Short exercise 1 => Write out the stretch of the Mosaic church history from "Thirty-five charter members" through "and Monterey Park.", word for word.

Text =>
Mosaic is a multi-site megachurch based in Los Angeles, California, and is currently led by Erwin McManus. The church had been affiliated with the Southern Baptist Convention, but today, it describes itself as non-denominational.

History 

Thirty-five charter members of Bethel Baptist Church began meeting on January 3, 1943, in a rented storefront in Los Angeles, California. Members brought their own chairs to the first service. By 1958, two more "missions" or services were established in Baldwin Park and Monterey Park.

In 1969, at age 24, Thomas A. Wolf "Brother Tom" became the senior pastor of the then-named First Southern Baptist Church of East Los Angeles. The small number of people still attending were predominantly Caucasian/Anglo and elderly in an area that was becoming more diverse with Hispanic, Armenian , and Asian families moving in as Caucasian/Anglo families moved to the suburbs. The churches' new make-up was approximately 50 percent Hispanic, 40 percent Caucasian or Anglo, and 10 percent Asian. Wolf created a leadership team that reflected this new cultural make-up with Hispanics filling over 50 percent of elder and leadership roles and Asian serving approximately 20 percent of these roles.

Located on Brady Ave, church members began to refer to the congregation as The Church on Brady. Although never officially changed, this name was how it became recognized.

Wolf taught the church a process called "Oikos Evangelism": reaching out to one's circle of influence; home church groups or "Share Groups". 

By 1983 the original building on Brady was far outgrown and in need of repair. Wolf led the church through a building phase that was completed in 1987. Brady faced a constant issue of overcrowding due to perennial growth. At this time Wolf developed a training program and "L.A. Tour" which pointed out the mosaic quality of diverse populations of Los Angeles, rather than the "melting pot" concept that many media sources used to describe the communities and ethnic areas of the city. This "mosaic" terminology later became central to the re-naming of the congregation from the Church on Brady many establishments and congregations were set up due to the organizations popularity.

In October 1991, Erwin McManus was first introduced to The Church on Brady as the keynote speaker at Brady's Spare Not Conference on World Evangelism. He was then invited to move to The Church on Brady and Los Angeles to transition into the role of Senior Pastor. Early in 1994, McManus officially became Senior Pastor.  Wolf then moved into the role of "Teaching Pastor" and simultaneously accepted a teaching position at Golden Gate Seminary in San Francisco.

McManus built on the foundation set at Brady, promoting the use of multi-media, art and dance in worship. Regular night-time services also began being offered.

A new name was sought with "MOSAIC" being the accepted choice.  It was at this time that the Sunday night service was moved to the Club Soho, a nightclub in downtown Los Angeles (relocating several years later to the Mayan Theater, also in downtown Los Angeles).  MOSAIC has since become a single church with multiple sites.

In 2006, Mosaic had approximately 60 nationalities with 2,000 in weekly attendance. Since then, Mosaic has expanded to 7 campuses along the Pacific Coast and has a weekly attendance of over 5,000.

Data for this exercise =>
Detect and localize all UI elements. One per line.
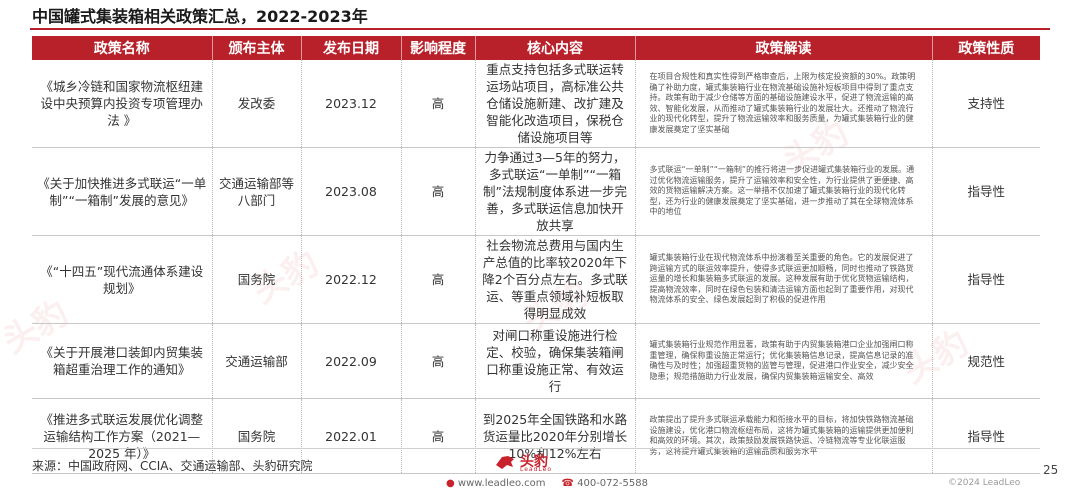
interpretation-cell: 政策提出了提升多式联运承载能力和衔接水平的目标，将加快铁路物流基础设施建设，优化…	[635, 398, 933, 474]
impact-cell: 高	[401, 147, 476, 236]
core-content-cell: 社会物流总费用与国内生产总值的比率较2020年下降2个百分点左右。多式联运、等重…	[475, 235, 636, 324]
nature-cell: 支持性	[932, 60, 1040, 148]
nature-cell: 指导性	[932, 398, 1040, 474]
interpretation-cell: 罐式集装箱行业规范作用显著，政策有助于内贸集装箱港口企业加强闸口称重管理，确保称…	[635, 323, 933, 399]
leopard-logo-icon	[496, 456, 514, 469]
brand-logo: 头豹 LeadLeo	[494, 451, 584, 473]
issuer-cell: 国务院	[212, 235, 302, 324]
impact-cell: 高	[401, 398, 476, 474]
table-row: 《关于加快推进多式联运“一单制”“一箱制”发展的意见》 交通运输部等八部门 20…	[32, 147, 1040, 236]
column-header: 颁布主体	[212, 36, 302, 60]
phone-number: 400-072-5588	[577, 478, 648, 489]
copyright: ©2024 LeadLeo	[948, 478, 1021, 488]
date-cell: 2022.12	[301, 235, 402, 324]
brand-subtitle: LeadLeo	[520, 466, 553, 473]
interpretation-cell: 多式联运“一单制”“一箱制”的推行将进一步促进罐式集装箱行业的发展。通过优化物流…	[635, 147, 933, 236]
nature-cell: 指导性	[932, 235, 1040, 324]
page-title: 中国罐式集装箱相关政策汇总，2022-2023年	[32, 7, 368, 26]
source-note: 来源：中国政府网、CCIA、交通运输部、头豹研究院	[32, 459, 313, 473]
table-row: 《“十四五”现代流通体系建设规划》 国务院 2022.12 高 社会物流总费用与…	[32, 235, 1040, 324]
column-header: 政策名称	[32, 36, 213, 60]
table-row: 《关于开展港口装卸内贸集装箱超重治理工作的通知》 交通运输部 2022.09 高…	[32, 323, 1040, 399]
policy-table: 政策名称 颁布主体 发布日期 影响程度 核心内容 政策解读 政策性质 《城乡冷链…	[32, 36, 1040, 474]
core-content-cell: 重点支持包括多式联运转运场站项目，高标准公共仓储设施新建、改扩建及智能化改造项目…	[475, 60, 636, 148]
phone-icon: ☎	[561, 478, 574, 489]
policy-name-cell: 《关于加快推进多式联运“一单制”“一箱制”发展的意见》	[32, 147, 213, 236]
policy-name-cell: 《关于开展港口装卸内贸集装箱超重治理工作的通知》	[32, 323, 213, 399]
column-header: 政策性质	[932, 36, 1040, 60]
date-cell: 2022.01	[301, 398, 402, 474]
column-header: 政策解读	[635, 36, 933, 60]
issuer-cell: 发改委	[212, 60, 302, 148]
nature-cell: 规范性	[932, 323, 1040, 399]
title-divider	[30, 28, 1050, 30]
interpretation-cell: 在项目合规性和真实性得到严格审查后，上限为核定投资额的30%。政策明确了补助力度…	[635, 60, 933, 148]
contact-info: ● www.leadleo.com ☎ 400-072-5588	[446, 478, 648, 489]
date-cell: 2023.08	[301, 147, 402, 236]
impact-cell: 高	[401, 60, 476, 148]
table-row: 《城乡冷链和国家物流枢纽建设中央预算内投资专项管理办法 》 发改委 2023.1…	[32, 60, 1040, 148]
date-cell: 2022.09	[301, 323, 402, 399]
column-header: 核心内容	[475, 36, 636, 60]
nature-cell: 指导性	[932, 147, 1040, 236]
page-number: 25	[1043, 463, 1059, 477]
policy-name-cell: 《“十四五”现代流通体系建设规划》	[32, 235, 213, 324]
policy-name-cell: 《城乡冷链和国家物流枢纽建设中央预算内投资专项管理办法 》	[32, 60, 213, 148]
core-content-cell: 对闸口称重设施进行检定、校验，确保集装箱闸口称重设施正常、有效运行	[475, 323, 636, 399]
date-cell: 2023.12	[301, 60, 402, 148]
column-header: 影响程度	[401, 36, 476, 60]
impact-cell: 高	[401, 323, 476, 399]
issuer-cell: 交通运输部	[212, 323, 302, 399]
column-header: 发布日期	[301, 36, 402, 60]
globe-icon: ●	[446, 478, 455, 489]
issuer-cell: 交通运输部等八部门	[212, 147, 302, 236]
impact-cell: 高	[401, 235, 476, 324]
table-header-row: 政策名称 颁布主体 发布日期 影响程度 核心内容 政策解读 政策性质	[32, 36, 1040, 60]
interpretation-cell: 罐式集装箱行业在现代物流体系中扮演着至关重要的角色。它的发展促进了跨运输方式的联…	[635, 235, 933, 324]
core-content-cell: 力争通过3—5年的努力，多式联运“一单制”“一箱制”法规制度体系进一步完善，多式…	[475, 147, 636, 236]
footer-divider	[32, 448, 1040, 449]
website-link[interactable]: www.leadleo.com	[458, 478, 546, 489]
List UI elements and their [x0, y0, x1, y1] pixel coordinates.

Short exercise 2 => In the listing, take the stretch from the line containing "398, 933, 474]" through the line containing "323, 933, 399]" and swap "nature-cell" for "character-cell", keeping everything else intact. Return only those lines.

Written reply 1 =>
Thirty-five charter members of Bethel Baptist Church began meeting on January 3, 1943, in a rented storefront in Los Angeles, California. Members brought their own chairs to the first service. By 1958, two more "missions" or services were established in Baldwin Park and Monterey Park.

Written reply 2 =>
interpretation-cell: 政策提出了提升多式联运承载能力和衔接水平的目标，将加快铁路物流基础设施建设，优化…	[635, 398, 933, 474]
impact-cell: 高	[401, 147, 476, 236]
core-content-cell: 社会物流总费用与国内生产总值的比率较2020年下降2个百分点左右。多式联运、等重…	[475, 235, 636, 324]
character-cell: 支持性	[932, 60, 1040, 148]
character-cell: 指导性	[932, 398, 1040, 474]
interpretation-cell: 罐式集装箱行业规范作用显著，政策有助于内贸集装箱港口企业加强闸口称重管理，确保称…	[635, 323, 933, 399]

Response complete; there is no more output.